__Provided data__.
[Start]
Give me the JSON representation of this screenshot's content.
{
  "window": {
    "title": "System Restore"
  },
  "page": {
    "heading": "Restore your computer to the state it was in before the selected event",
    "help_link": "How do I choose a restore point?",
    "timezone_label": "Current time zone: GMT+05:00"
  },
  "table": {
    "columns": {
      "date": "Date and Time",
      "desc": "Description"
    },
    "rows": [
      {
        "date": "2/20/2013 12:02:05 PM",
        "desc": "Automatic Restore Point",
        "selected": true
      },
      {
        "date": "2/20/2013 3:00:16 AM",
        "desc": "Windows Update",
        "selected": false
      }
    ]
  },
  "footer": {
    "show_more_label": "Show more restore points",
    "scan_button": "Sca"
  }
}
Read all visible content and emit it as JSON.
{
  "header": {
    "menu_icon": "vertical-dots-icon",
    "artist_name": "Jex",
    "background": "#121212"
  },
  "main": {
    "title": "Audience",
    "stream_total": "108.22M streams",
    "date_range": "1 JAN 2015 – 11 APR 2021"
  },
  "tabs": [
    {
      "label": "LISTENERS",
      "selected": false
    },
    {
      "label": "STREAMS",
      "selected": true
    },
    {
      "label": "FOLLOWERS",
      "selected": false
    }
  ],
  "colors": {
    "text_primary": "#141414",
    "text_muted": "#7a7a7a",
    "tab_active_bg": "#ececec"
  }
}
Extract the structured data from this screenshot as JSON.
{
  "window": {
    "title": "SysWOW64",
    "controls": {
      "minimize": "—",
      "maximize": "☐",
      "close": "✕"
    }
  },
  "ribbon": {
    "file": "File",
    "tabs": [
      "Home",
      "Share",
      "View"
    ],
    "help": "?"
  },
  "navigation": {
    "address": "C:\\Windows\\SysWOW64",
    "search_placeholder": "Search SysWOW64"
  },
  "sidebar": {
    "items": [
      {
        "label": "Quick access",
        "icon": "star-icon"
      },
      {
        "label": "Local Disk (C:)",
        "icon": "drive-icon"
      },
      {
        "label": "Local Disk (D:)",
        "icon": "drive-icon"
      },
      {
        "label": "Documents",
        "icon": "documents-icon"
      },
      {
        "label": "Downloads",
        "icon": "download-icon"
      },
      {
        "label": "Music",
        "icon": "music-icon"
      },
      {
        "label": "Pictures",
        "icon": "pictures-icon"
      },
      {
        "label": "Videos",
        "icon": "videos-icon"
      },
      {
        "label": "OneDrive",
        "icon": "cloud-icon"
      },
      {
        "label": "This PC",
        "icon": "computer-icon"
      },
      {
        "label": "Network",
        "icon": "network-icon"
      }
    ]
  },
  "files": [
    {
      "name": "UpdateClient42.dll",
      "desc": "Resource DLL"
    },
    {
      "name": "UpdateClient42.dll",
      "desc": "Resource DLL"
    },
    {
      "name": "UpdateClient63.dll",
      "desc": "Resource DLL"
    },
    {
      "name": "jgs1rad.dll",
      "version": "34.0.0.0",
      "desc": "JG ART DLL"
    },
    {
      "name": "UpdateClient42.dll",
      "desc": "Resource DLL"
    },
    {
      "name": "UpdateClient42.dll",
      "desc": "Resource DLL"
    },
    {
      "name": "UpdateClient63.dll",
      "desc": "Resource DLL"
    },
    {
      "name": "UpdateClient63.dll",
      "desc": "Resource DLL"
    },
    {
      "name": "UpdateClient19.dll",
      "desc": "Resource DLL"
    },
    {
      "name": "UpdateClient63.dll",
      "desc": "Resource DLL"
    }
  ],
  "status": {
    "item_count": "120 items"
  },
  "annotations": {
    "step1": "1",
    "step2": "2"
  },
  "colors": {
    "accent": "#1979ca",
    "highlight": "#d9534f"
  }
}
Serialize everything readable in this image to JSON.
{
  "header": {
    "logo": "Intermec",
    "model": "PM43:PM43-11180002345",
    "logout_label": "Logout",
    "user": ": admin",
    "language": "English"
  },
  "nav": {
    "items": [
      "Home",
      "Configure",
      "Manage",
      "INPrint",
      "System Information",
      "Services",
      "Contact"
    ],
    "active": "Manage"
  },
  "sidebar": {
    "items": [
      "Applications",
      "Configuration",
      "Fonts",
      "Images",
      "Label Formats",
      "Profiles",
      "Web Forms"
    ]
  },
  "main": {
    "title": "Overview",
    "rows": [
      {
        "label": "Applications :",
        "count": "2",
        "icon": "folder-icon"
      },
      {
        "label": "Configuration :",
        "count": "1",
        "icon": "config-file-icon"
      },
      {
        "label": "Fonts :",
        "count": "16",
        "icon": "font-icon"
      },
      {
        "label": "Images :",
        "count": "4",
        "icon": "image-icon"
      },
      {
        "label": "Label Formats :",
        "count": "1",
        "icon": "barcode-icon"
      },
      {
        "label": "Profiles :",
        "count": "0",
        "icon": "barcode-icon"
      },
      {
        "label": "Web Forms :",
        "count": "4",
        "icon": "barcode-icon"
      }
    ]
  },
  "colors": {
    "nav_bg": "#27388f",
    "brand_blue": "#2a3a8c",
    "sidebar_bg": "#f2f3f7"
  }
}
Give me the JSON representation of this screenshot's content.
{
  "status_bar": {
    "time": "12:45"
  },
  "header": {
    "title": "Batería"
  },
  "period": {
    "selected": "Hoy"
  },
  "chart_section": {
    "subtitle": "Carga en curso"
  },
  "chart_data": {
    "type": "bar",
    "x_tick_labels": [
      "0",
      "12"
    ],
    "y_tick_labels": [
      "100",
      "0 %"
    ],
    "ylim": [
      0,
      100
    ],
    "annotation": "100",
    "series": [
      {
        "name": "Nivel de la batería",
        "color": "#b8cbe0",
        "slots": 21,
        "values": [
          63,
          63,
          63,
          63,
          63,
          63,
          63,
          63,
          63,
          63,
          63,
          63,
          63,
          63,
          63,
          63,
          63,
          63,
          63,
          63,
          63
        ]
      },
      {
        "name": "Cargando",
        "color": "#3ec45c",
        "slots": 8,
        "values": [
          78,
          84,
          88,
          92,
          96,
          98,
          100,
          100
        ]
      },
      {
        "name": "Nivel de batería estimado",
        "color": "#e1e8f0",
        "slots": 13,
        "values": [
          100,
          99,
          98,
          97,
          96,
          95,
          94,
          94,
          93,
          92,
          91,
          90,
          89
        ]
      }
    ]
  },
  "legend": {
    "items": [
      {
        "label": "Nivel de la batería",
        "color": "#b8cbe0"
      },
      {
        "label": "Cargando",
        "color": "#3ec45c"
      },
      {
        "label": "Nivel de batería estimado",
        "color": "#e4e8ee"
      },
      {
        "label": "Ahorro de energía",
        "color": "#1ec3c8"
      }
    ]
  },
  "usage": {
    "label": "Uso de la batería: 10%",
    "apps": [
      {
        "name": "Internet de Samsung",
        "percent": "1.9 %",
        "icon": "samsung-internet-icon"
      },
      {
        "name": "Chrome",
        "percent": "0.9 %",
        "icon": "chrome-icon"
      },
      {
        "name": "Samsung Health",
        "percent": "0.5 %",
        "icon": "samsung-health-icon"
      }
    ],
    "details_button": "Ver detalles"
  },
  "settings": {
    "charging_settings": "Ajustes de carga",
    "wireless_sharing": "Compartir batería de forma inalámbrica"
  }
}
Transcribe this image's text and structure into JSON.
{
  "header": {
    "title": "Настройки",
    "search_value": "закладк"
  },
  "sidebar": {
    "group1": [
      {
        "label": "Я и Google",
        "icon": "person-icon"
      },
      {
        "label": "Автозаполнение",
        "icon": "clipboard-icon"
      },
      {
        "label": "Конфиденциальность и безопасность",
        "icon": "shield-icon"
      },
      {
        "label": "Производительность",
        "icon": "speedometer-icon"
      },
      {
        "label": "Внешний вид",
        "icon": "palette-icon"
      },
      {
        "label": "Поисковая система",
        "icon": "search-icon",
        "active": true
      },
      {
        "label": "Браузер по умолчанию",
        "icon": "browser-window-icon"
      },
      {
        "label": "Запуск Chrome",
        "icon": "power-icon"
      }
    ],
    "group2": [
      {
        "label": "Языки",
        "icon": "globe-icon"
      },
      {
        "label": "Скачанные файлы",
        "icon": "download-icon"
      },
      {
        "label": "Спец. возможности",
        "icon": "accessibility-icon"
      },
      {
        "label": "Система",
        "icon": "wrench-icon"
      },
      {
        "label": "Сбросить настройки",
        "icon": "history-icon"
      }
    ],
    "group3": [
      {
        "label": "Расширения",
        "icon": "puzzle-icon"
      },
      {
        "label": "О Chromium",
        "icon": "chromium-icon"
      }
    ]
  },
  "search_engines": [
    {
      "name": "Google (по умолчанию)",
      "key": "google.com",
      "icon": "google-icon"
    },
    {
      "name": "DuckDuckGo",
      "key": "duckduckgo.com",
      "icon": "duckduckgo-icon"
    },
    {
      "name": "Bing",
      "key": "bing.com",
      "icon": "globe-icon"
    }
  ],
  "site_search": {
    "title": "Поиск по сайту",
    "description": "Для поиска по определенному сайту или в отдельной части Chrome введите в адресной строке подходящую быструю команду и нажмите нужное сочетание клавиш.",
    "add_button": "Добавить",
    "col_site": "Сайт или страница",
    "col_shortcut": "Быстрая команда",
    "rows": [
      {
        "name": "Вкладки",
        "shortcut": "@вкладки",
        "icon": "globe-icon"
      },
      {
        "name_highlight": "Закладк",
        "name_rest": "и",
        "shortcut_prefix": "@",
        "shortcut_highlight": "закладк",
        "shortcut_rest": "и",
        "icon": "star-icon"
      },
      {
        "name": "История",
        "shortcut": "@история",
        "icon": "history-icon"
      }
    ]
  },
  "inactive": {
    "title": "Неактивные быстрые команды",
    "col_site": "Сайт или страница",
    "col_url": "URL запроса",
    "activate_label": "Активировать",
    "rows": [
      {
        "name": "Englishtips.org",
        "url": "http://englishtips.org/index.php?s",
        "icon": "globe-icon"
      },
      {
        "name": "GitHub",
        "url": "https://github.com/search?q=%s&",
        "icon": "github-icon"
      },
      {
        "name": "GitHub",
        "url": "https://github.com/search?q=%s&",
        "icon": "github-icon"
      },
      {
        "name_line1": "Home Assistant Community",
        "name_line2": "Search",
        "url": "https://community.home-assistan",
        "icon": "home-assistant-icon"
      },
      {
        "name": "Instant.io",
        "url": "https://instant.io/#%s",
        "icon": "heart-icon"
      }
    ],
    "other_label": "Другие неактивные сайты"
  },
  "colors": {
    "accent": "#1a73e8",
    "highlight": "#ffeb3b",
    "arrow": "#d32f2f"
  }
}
[End]
__Direction__. Where a line of the material above holds the string "estimado", copy that line.

__Solution for this task__.
        "name": "Nivel de batería estimado",
        "label": "Nivel de batería estimado",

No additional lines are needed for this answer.